- **WHAT IS NEEDED**:
Find and copy every line in the records that includes the string "means".

[Stored records]
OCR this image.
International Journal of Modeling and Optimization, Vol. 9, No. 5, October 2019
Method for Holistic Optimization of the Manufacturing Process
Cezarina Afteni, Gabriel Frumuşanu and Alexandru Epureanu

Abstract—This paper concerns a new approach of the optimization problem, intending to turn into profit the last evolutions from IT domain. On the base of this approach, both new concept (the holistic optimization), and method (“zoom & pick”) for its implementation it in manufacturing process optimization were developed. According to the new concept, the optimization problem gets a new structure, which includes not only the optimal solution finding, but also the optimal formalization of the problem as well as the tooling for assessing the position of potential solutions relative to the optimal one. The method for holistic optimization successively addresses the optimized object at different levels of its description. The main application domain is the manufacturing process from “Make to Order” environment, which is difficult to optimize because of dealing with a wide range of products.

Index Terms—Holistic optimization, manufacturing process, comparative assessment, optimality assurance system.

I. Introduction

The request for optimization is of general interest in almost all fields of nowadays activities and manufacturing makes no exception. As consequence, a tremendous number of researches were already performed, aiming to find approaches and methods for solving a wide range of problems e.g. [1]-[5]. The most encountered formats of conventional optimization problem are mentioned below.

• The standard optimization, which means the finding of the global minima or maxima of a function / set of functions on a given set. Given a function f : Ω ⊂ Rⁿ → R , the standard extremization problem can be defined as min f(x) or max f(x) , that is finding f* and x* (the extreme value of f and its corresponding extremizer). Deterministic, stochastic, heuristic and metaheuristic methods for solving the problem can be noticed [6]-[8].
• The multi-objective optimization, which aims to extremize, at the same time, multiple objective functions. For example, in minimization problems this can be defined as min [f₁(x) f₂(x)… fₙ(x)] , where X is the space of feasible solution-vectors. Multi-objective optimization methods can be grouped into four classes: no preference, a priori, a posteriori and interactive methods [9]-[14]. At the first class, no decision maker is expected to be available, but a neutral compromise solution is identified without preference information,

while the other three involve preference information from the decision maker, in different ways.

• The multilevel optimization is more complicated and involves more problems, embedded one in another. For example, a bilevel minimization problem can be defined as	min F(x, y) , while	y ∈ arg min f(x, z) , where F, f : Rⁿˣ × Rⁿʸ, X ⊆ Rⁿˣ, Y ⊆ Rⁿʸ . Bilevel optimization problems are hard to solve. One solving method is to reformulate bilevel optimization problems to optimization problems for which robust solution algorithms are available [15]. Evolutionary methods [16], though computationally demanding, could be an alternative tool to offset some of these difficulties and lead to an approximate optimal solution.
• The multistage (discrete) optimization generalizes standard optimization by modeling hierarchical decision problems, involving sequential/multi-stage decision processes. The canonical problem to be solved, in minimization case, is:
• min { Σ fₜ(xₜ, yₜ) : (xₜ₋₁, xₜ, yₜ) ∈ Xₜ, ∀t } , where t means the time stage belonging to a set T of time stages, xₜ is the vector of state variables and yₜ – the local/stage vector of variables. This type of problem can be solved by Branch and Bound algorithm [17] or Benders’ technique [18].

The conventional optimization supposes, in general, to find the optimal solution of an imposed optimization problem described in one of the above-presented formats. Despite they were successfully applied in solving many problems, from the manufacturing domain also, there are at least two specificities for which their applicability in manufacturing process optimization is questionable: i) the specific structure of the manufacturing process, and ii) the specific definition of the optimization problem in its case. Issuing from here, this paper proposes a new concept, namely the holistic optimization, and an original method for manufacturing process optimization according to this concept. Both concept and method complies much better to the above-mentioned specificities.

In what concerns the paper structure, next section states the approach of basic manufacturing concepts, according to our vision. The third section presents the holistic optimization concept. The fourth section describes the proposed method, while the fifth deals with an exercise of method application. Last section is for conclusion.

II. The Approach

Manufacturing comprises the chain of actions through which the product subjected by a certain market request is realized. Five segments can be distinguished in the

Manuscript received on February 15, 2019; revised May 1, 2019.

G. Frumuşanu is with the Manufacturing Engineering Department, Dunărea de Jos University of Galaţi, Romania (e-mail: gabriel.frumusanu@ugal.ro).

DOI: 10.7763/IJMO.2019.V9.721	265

- **SOLUTION TO THIS EXERCISE**:
• The standard optimization, which means the finding of the global minima or maxima of a function / set of functions on a given set. Given a function f : Ω ⊂ Rⁿ → R , the standard extremization problem can be defined as min f(x) or max f(x) , that is finding f* and x* (the extreme value of f and its corresponding extremizer). Deterministic, stochastic, heuristic and metaheuristic methods for solving the problem can be noticed [6]-[8].
• min { Σ fₜ(xₜ, yₜ) : (xₜ₋₁, xₜ, yₜ) ∈ Xₜ, ∀t } , where t means the time stage belonging to a set T of time stages, xₜ is the vector of state variables and yₜ – the local/stage vector of variables. This type of problem can be solved by Branch and Bound algorithm [17] or Benders’ technique [18].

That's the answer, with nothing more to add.